Stated problem:
The exercise asks for every line of the data to be reproduced exactly.

-- -- --

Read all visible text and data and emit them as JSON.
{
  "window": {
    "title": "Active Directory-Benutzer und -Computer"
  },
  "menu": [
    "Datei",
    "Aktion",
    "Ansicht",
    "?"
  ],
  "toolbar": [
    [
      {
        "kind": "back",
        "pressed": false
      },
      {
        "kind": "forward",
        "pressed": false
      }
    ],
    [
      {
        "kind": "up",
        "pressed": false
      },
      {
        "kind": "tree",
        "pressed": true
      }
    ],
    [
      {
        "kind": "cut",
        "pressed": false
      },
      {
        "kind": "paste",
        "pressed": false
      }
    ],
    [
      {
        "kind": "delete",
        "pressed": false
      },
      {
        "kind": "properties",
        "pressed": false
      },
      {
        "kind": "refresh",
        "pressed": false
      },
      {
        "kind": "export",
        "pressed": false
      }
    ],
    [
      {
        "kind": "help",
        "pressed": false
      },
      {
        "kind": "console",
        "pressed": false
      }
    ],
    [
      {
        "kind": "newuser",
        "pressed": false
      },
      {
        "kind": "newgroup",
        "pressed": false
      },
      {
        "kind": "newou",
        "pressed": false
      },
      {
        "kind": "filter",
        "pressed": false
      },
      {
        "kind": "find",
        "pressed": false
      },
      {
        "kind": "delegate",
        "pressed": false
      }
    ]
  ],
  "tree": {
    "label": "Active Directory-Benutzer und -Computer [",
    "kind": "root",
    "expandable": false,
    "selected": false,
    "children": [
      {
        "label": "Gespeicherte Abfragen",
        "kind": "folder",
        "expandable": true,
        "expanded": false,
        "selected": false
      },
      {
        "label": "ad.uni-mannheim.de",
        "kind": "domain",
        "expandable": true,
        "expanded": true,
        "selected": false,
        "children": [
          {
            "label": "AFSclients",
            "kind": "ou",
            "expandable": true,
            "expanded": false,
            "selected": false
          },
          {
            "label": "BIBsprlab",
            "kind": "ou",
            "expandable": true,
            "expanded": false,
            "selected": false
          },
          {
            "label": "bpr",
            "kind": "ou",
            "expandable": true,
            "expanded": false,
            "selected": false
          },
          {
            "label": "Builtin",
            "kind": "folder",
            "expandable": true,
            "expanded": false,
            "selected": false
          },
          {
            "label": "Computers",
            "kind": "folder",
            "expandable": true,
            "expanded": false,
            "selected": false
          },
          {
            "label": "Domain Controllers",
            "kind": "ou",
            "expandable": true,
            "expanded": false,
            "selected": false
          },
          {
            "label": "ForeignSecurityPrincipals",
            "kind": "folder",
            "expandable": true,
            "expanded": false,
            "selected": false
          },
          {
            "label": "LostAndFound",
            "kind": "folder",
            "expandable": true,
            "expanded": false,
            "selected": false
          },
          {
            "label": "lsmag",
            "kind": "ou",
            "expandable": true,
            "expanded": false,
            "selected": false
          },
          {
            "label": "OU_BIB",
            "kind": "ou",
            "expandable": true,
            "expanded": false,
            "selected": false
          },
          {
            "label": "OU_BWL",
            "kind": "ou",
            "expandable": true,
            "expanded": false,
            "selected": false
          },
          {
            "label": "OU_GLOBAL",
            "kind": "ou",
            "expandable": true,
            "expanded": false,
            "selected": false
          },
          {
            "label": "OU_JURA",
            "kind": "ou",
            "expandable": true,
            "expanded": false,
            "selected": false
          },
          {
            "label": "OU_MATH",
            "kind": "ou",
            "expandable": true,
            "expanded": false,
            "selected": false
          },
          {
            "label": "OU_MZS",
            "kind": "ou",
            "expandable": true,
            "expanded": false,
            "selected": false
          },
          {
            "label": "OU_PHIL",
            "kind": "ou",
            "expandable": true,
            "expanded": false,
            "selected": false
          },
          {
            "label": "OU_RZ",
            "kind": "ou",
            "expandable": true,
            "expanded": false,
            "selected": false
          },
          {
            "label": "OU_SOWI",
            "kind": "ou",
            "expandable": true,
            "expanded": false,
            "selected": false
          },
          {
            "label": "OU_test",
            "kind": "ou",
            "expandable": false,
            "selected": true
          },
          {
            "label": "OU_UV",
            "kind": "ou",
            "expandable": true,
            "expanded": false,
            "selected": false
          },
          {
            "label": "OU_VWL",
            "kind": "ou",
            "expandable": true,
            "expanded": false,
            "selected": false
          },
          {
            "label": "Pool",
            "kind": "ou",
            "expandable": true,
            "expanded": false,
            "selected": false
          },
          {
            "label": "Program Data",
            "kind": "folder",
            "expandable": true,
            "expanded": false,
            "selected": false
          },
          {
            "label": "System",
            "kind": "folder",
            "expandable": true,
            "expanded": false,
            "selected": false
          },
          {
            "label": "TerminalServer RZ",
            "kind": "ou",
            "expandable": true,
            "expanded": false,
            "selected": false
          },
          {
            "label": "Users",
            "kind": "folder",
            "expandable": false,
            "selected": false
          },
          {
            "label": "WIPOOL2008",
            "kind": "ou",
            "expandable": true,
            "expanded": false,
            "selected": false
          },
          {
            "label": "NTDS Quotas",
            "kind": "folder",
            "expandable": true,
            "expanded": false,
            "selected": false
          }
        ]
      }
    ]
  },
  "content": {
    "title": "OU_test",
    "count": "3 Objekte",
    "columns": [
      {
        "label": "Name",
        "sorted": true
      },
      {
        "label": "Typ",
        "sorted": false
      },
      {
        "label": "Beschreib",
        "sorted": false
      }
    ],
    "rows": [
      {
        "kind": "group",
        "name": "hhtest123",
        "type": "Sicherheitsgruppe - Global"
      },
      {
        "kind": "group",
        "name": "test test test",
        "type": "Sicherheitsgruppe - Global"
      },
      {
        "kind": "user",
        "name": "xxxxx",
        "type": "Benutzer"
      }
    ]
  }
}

-- -- --

The completed task:
Read all visible text and data and emit them as JSON.
{
  "window": {
    "title": "Active Directory-Benutzer und -Computer"
  },
  "menu": [
    "Datei",
    "Aktion",
    "Ansicht",
    "?"
  ],
  "toolbar": [
    [
      {
        "kind": "back",
        "pressed": false
      },
      {
        "kind": "forward",
        "pressed": false
      }
    ],
    [
      {
        "kind": "up",
        "pressed": false
      },
      {
        "kind": "tree",
        "pressed": true
      }
    ],
    [
      {
        "kind": "cut",
        "pressed": false
      },
      {
        "kind": "paste",
        "pressed": false
      }
    ],
    [
      {
        "kind": "delete",
        "pressed": false
      },
      {
        "kind": "properties",
        "pressed": false
      },
      {
        "kind": "refresh",
        "pressed": false
      },
      {
        "kind": "export",
        "pressed": false
      }
    ],
    [
      {
        "kind": "help",
        "pressed": false
      },
      {
        "kind": "console",
        "pressed": false
      }
    ],
    [
      {
        "kind": "newuser",
        "pressed": false
      },
      {
        "kind": "newgroup",
        "pressed": false
      },
      {
        "kind": "newou",
        "pressed": false
      },
      {
        "kind": "filter",
        "pressed": false
      },
      {
        "kind": "find",
        "pressed": false
      },
      {
        "kind": "delegate",
        "pressed": false
      }
    ]
  ],
  "tree": {
    "label": "Active Directory-Benutzer und -Computer [",
    "kind": "root",
    "expandable": false,
    "selected": false,
    "children": [
      {
        "label": "Gespeicherte Abfragen",
        "kind": "folder",
        "expandable": true,
        "expanded": false,
        "selected": false
      },
      {
        "label": "ad.uni-mannheim.de",
        "kind": "domain",
        "expandable": true,
        "expanded": true,
        "selected": false,
        "children": [
          {
            "label": "AFSclients",
            "kind": "ou",
            "expandable": true,
            "expanded": false,
            "selected": false
          },
          {
            "label": "BIBsprlab",
            "kind": "ou",
            "expandable": true,
            "expanded": false,
            "selected": false
          },
          {
            "label": "bpr",
            "kind": "ou",
            "expandable": true,
            "expanded": false,
            "selected": false
          },
          {
            "label": "Builtin",
            "kind": "folder",
            "expandable": true,
            "expanded": false,
            "selected": false
          },
          {
            "label": "Computers",
            "kind": "folder",
            "expandable": true,
            "expanded": false,
            "selected": false
          },
          {
            "label": "Domain Controllers",
            "kind": "ou",
            "expandable": true,
            "expanded": false,
            "selected": false
          },
          {
            "label": "ForeignSecurityPrincipals",
            "kind": "folder",
            "expandable": true,
            "expanded": false,
            "selected": false
          },
          {
            "label": "LostAndFound",
            "kind": "folder",
            "expandable": true,
            "expanded": false,
            "selected": false
          },
          {
            "label": "lsmag",
            "kind": "ou",
            "expandable": true,
            "expanded": false,
            "selected": false
          },
          {
            "label": "OU_BIB",
            "kind": "ou",
            "expandable": true,
            "expanded": false,
            "selected": false
          },
          {
            "label": "OU_BWL",
            "kind": "ou",
            "expandable": true,
            "expanded": false,
            "selected": false
          },
          {
            "label": "OU_GLOBAL",
            "kind": "ou",
            "expandable": true,
            "expanded": false,
            "selected": false
          },
          {
            "label": "OU_JURA",
            "kind": "ou",
            "expandable": true,
            "expanded": false,
            "selected": false
          },
          {
            "label": "OU_MATH",
            "kind": "ou",
            "expandable": true,
            "expanded": false,
            "selected": false
          },
          {
            "label": "OU_MZS",
            "kind": "ou",
            "expandable": true,
            "expanded": false,
            "selected": false
          },
          {
            "label": "OU_PHIL",
            "kind": "ou",
            "expandable": true,
            "expanded": false,
            "selected": false
          },
          {
            "label": "OU_RZ",
            "kind": "ou",
            "expandable": true,
            "expanded": false,
            "selected": false
          },
          {
            "label": "OU_SOWI",
            "kind": "ou",
            "expandable": true,
            "expanded": false,
            "selected": false
          },
          {
            "label": "OU_test",
            "kind": "ou",
            "expandable": false,
            "selected": true
          },
          {
            "label": "OU_UV",
            "kind": "ou",
            "expandable": true,
            "expanded": false,
            "selected": false
          },
          {
            "label": "OU_VWL",
            "kind": "ou",
            "expandable": true,
            "expanded": false,
            "selected": false
          },
          {
            "label": "Pool",
            "kind": "ou",
            "expandable": true,
            "expanded": false,
            "selected": false
          },
          {
            "label": "Program Data",
            "kind": "folder",
            "expandable": true,
            "expanded": false,
            "selected": false
          },
          {
            "label": "System",
            "kind": "folder",
            "expandable": true,
            "expanded": false,
            "selected": false
          },
          {
            "label": "TerminalServer RZ",
            "kind": "ou",
            "expandable": true,
            "expanded": false,
            "selected": false
          },
          {
            "label": "Users",
            "kind": "folder",
            "expandable": false,
            "selected": false
          },
          {
            "label": "WIPOOL2008",
            "kind": "ou",
            "expandable": true,
            "expanded": false,
            "selected": false
          },
          {
            "label": "NTDS Quotas",
            "kind": "folder",
            "expandable": true,
            "expanded": false,
            "selected": false
          }
        ]
      }
    ]
  },
  "content": {
    "title": "OU_test",
    "count": "3 Objekte",
    "columns": [
      {
        "label": "Name",
        "sorted": true
      },
      {
        "label": "Typ",
        "sorted": false
      },
      {
        "label": "Beschreib",
        "sorted": false
      }
    ],
    "rows": [
      {
        "kind": "group",
        "name": "hhtest123",
        "type": "Sicherheitsgruppe - Global"
      },
      {
        "kind": "group",
        "name": "test test test",
        "type": "Sicherheitsgruppe - Global"
      },
      {
        "kind": "user",
        "name": "xxxxx",
        "type": "Benutzer"
      }
    ]
  }
}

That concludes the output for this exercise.